Reproduce all of the entries below, replacing "stellar" with "remarkable" and leaving everything else unchanged.

THE DATA =
■ ■ ■ ■ ■ ■ ■

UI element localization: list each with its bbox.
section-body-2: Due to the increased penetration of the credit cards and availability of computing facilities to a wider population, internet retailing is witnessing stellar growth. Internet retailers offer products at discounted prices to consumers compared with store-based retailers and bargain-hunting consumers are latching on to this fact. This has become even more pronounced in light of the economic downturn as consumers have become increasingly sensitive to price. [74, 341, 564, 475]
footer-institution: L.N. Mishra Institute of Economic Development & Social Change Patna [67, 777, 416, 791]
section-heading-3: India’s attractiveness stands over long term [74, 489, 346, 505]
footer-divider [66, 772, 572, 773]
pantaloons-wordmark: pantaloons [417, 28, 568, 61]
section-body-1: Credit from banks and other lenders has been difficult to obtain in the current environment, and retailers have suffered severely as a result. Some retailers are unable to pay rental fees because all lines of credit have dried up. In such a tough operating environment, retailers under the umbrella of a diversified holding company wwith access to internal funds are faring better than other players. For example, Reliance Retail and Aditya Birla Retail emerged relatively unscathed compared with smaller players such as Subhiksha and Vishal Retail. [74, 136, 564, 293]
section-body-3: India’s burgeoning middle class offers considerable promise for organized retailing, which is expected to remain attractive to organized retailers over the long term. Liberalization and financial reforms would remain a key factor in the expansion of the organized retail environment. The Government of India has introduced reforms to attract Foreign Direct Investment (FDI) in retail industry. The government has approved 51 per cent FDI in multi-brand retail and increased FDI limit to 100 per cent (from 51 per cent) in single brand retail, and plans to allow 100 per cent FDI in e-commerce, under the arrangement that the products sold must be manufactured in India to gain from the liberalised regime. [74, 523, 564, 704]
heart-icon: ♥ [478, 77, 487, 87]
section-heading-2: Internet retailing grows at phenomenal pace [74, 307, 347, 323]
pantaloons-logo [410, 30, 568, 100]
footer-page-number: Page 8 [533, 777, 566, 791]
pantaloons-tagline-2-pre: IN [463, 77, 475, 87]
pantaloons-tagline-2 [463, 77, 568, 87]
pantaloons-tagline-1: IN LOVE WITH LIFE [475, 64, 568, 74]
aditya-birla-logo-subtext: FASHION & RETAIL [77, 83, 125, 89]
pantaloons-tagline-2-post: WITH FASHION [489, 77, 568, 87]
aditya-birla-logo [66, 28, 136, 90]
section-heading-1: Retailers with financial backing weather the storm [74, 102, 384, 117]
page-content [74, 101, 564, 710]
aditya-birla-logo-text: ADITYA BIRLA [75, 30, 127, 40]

■ ■ ■ ■ ■ ■ ■

COMPLETE OUTPUT =
UI element localization: list each with its bbox.
section-body-2: Due to the increased penetration of the credit cards and availability of computing facilities to a wider population, internet retailing is witnessing remarkable growth. Internet retailers offer products at discounted prices to consumers compared with store-based retailers and bargain-hunting consumers are latching on to this fact. This has become even more pronounced in light of the economic downturn as consumers have become increasingly sensitive to price. [74, 341, 564, 475]
footer-institution: L.N. Mishra Institute of Economic Development & Social Change Patna [67, 777, 416, 791]
section-heading-3: India’s attractiveness stands over long term [74, 489, 346, 505]
footer-divider [66, 772, 572, 773]
pantaloons-wordmark: pantaloons [417, 28, 568, 61]
section-body-1: Credit from banks and other lenders has been difficult to obtain in the current environment, and retailers have suffered severely as a result. Some retailers are unable to pay rental fees because all lines of credit have dried up. In such a tough operating environment, retailers under the umbrella of a diversified holding company wwith access to internal funds are faring better than other players. For example, Reliance Retail and Aditya Birla Retail emerged relatively unscathed compared with smaller players such as Subhiksha and Vishal Retail. [74, 136, 564, 293]
section-body-3: India’s burgeoning middle class offers considerable promise for organized retailing, which is expected to remain attractive to organized retailers over the long term. Liberalization and financial reforms would remain a key factor in the expansion of the organized retail environment. The Government of India has introduced reforms to attract Foreign Direct Investment (FDI) in retail industry. The government has approved 51 per cent FDI in multi-brand retail and increased FDI limit to 100 per cent (from 51 per cent) in single brand retail, and plans to allow 100 per cent FDI in e-commerce, under the arrangement that the products sold must be manufactured in India to gain from the liberalised regime. [74, 523, 564, 704]
heart-icon: ♥ [478, 77, 487, 87]
section-heading-2: Internet retailing grows at phenomenal pace [74, 307, 347, 323]
pantaloons-logo [410, 30, 568, 100]
footer-page-number: Page 8 [533, 777, 566, 791]
pantaloons-tagline-2-pre: IN [463, 77, 475, 87]
pantaloons-tagline-2 [463, 77, 568, 87]
pantaloons-tagline-1: IN LOVE WITH LIFE [475, 64, 568, 74]
aditya-birla-logo-subtext: FASHION & RETAIL [77, 83, 125, 89]
pantaloons-tagline-2-post: WITH FASHION [489, 77, 568, 87]
aditya-birla-logo [66, 28, 136, 90]
section-heading-1: Retailers with financial backing weather the storm [74, 102, 384, 117]
page-content [74, 101, 564, 710]
aditya-birla-logo-text: ADITYA BIRLA [75, 30, 127, 40]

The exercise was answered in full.